**Work to do**:
Repeat every entry word for word, but leave the images out of your copy.
── Listing
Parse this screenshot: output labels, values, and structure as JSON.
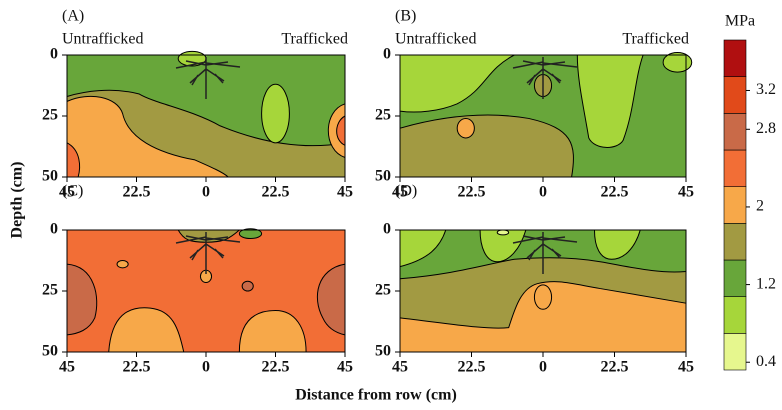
{
  "chart_data": [
    {
      "type": "contour",
      "panel": "(A)",
      "left_label": "Untrafficked",
      "right_label": "Trafficked",
      "xlim": [
        -45,
        45
      ],
      "ylim": [
        0,
        50
      ],
      "xticks": [
        {
          "value": -45,
          "label": "45"
        },
        {
          "value": -22.5,
          "label": "22.5"
        },
        0,
        22.5,
        45
      ],
      "yticks": [
        0,
        25,
        50
      ]
    },
    {
      "type": "contour",
      "panel": "(B)",
      "left_label": "Untrafficked",
      "right_label": "Trafficked",
      "xlim": [
        -45,
        45
      ],
      "ylim": [
        0,
        50
      ],
      "xticks": [
        {
          "value": -45,
          "label": "45"
        },
        {
          "value": -22.5,
          "label": "22.5"
        },
        0,
        22.5,
        45
      ],
      "yticks": [
        0,
        25,
        50
      ]
    },
    {
      "type": "contour",
      "panel": "(C)",
      "xlim": [
        -45,
        45
      ],
      "ylim": [
        0,
        50
      ],
      "xticks": [
        {
          "value": -45,
          "label": "45"
        },
        {
          "value": -22.5,
          "label": "22.5"
        },
        0,
        22.5,
        45
      ],
      "yticks": [
        0,
        25,
        50
      ]
    },
    {
      "type": "contour",
      "panel": "(D)",
      "xlim": [
        -45,
        45
      ],
      "ylim": [
        0,
        50
      ],
      "xticks": [
        {
          "value": -45,
          "label": "45"
        },
        {
          "value": -22.5,
          "label": "22.5"
        },
        0,
        22.5,
        45
      ],
      "yticks": [
        0,
        25,
        50
      ]
    },
    {
      "type": "colorbar",
      "unit": "MPa",
      "ylim": [
        0.32,
        3.72
      ],
      "yticks": [
        0.4,
        1.2,
        2.0,
        2.8,
        3.2
      ],
      "colors": [
        "#e6f78e",
        "#a6d63a",
        "#68a63a",
        "#a29a42",
        "#f7a849",
        "#f26e36",
        "#c96a48",
        "#e14a1a",
        "#b00f10"
      ]
    }
  ],
  "y_label": "Depth (cm)",
  "x_label": "Distance from row (cm)"
}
────
**Finished task**:
Parse this screenshot: output labels, values, and structure as JSON.
{
  "chart_data": [
    {
      "type": "contour",
      "panel": "(A)",
      "left_label": "Untrafficked",
      "right_label": "Trafficked",
      "xlim": [
        -45,
        45
      ],
      "ylim": [
        0,
        50
      ],
      "xticks": [
        {
          "value": -45,
          "label": "45"
        },
        {
          "value": -22.5,
          "label": "22.5"
        },
        0,
        22.5,
        45
      ],
      "yticks": [
        0,
        25,
        50
      ]
    },
    {
      "type": "contour",
      "panel": "(B)",
      "left_label": "Untrafficked",
      "right_label": "Trafficked",
      "xlim": [
        -45,
        45
      ],
      "ylim": [
        0,
        50
      ],
      "xticks": [
        {
          "value": -45,
          "label": "45"
        },
        {
          "value": -22.5,
          "label": "22.5"
        },
        0,
        22.5,
        45
      ],
      "yticks": [
        0,
        25,
        50
      ]
    },
    {
      "type": "contour",
      "panel": "(C)",
      "xlim": [
        -45,
        45
      ],
      "ylim": [
        0,
        50
      ],
      "xticks": [
        {
          "value": -45,
          "label": "45"
        },
        {
          "value": -22.5,
          "label": "22.5"
        },
        0,
        22.5,
        45
      ],
      "yticks": [
        0,
        25,
        50
      ]
    },
    {
      "type": "contour",
      "panel": "(D)",
      "xlim": [
        -45,
        45
      ],
      "ylim": [
        0,
        50
      ],
      "xticks": [
        {
          "value": -45,
          "label": "45"
        },
        {
          "value": -22.5,
          "label": "22.5"
        },
        0,
        22.5,
        45
      ],
      "yticks": [
        0,
        25,
        50
      ]
    },
    {
      "type": "colorbar",
      "unit": "MPa",
      "ylim": [
        0.32,
        3.72
      ],
      "yticks": [
        0.4,
        1.2,
        2.0,
        2.8,
        3.2
      ],
      "colors": [
        "#e6f78e",
        "#a6d63a",
        "#68a63a",
        "#a29a42",
        "#f7a849",
        "#f26e36",
        "#c96a48",
        "#e14a1a",
        "#b00f10"
      ]
    }
  ],
  "y_label": "Depth (cm)",
  "x_label": "Distance from row (cm)"
}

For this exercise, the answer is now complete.